— START OF STORED ROWS —
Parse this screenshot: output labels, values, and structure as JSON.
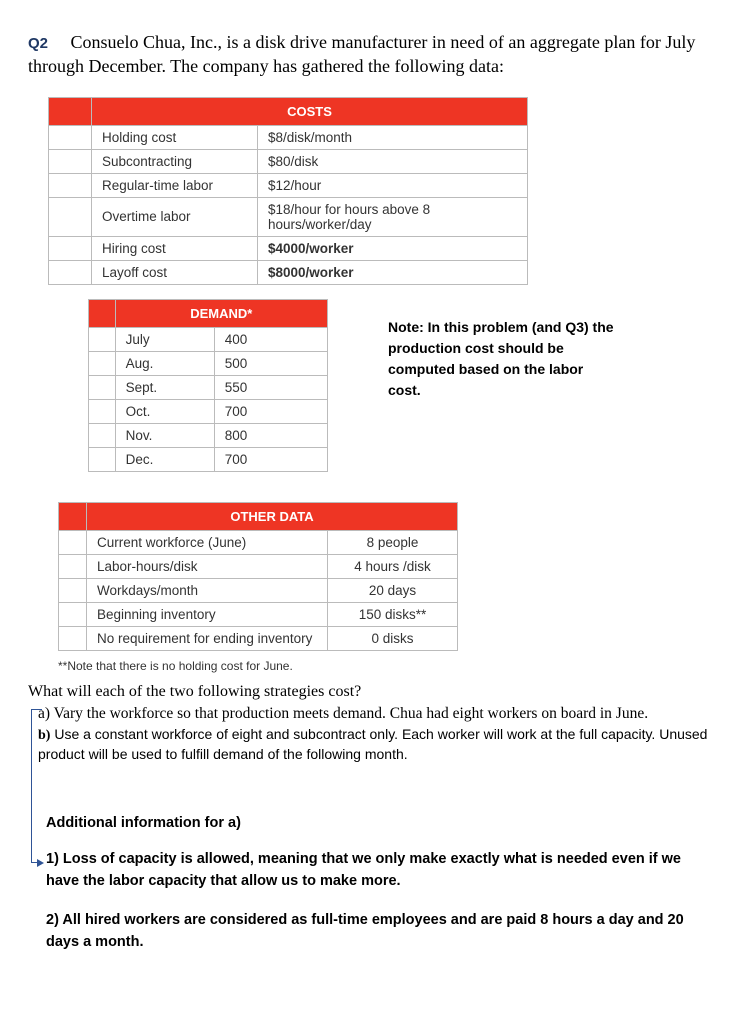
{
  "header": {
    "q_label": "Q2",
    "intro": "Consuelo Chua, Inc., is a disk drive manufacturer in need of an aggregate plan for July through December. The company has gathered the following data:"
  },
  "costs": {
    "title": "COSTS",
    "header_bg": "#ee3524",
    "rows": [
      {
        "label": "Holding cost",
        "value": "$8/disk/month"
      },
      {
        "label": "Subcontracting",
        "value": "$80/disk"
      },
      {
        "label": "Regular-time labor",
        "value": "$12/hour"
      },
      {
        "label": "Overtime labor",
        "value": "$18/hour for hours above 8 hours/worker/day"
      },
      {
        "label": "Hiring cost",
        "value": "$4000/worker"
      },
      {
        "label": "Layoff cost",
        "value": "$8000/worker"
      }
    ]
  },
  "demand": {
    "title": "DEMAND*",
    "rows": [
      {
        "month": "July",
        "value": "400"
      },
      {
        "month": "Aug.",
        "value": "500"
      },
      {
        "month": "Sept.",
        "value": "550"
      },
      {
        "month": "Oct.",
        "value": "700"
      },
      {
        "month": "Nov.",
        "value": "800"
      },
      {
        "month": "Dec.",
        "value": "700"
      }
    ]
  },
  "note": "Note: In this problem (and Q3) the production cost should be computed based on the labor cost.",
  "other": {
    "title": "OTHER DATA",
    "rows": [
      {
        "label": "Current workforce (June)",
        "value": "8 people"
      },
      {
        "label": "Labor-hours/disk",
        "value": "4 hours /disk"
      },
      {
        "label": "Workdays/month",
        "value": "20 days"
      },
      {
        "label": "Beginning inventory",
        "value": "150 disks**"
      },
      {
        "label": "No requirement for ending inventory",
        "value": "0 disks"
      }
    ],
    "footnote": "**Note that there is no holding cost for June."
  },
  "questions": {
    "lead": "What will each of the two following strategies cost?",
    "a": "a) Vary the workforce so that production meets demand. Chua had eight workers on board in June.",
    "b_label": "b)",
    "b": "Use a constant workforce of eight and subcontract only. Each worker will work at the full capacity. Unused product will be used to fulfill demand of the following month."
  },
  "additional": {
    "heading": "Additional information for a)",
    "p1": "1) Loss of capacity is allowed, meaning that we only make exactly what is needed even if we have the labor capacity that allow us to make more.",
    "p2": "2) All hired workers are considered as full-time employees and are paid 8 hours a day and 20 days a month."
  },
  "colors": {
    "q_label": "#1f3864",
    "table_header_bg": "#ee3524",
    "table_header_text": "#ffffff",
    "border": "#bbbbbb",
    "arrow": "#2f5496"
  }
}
— END OF STORED ROWS —
— START OF STORED ROWS —
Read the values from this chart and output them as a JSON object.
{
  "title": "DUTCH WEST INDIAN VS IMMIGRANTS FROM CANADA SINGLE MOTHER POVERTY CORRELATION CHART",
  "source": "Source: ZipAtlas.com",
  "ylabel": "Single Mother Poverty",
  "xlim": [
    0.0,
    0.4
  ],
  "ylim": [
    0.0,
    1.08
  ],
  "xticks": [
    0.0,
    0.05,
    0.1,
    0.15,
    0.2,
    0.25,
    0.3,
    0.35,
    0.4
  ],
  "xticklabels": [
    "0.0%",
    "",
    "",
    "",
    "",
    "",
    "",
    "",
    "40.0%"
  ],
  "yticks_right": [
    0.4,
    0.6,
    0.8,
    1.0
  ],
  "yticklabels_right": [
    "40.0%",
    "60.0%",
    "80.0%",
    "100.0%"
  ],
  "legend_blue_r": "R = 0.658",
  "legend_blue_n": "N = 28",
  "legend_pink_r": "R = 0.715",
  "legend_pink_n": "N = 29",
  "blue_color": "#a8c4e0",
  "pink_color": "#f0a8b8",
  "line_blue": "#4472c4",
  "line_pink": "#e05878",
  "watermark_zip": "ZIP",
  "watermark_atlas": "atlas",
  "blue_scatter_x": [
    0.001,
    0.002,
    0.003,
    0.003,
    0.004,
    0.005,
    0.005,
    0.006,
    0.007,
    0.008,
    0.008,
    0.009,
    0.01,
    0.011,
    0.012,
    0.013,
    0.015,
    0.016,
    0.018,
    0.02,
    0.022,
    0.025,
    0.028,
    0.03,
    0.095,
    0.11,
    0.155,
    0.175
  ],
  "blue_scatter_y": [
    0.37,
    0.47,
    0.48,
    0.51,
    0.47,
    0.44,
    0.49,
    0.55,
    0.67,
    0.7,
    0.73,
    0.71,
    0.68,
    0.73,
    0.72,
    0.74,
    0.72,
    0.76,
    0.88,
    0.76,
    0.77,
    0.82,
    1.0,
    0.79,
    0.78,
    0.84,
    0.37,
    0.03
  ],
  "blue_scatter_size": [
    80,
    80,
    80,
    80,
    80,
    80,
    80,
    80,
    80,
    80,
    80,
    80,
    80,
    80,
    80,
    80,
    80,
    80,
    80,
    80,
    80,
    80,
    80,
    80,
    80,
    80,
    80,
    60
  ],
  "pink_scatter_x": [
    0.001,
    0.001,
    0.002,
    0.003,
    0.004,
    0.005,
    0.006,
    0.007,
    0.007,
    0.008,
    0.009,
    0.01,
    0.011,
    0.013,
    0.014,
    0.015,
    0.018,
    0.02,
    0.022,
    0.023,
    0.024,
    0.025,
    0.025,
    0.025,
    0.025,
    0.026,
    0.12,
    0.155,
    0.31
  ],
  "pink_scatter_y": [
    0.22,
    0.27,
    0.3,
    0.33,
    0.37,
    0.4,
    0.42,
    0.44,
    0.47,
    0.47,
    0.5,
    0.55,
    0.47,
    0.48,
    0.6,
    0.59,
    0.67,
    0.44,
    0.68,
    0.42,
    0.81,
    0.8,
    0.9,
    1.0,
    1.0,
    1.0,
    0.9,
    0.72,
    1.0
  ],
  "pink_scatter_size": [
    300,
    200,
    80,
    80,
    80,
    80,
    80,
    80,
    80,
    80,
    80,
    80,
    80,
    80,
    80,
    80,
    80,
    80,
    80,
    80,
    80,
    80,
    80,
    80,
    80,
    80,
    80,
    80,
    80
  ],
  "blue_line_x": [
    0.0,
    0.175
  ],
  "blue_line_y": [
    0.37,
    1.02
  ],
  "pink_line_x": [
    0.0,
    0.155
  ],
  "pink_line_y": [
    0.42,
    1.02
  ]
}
— END OF STORED ROWS —
Scan the records above for the string "workforce", then select every line that holds it.

### REPLY TO THE TASK
        "label": "Current workforce (June)",
    "a": "a) Vary the workforce so that production meets demand. Chua had eight workers on board in June.",
    "b": "Use a constant workforce of eight and subcontract only. Each worker will work at the full capacity. Unused product will be used to fulfill demand of the following month."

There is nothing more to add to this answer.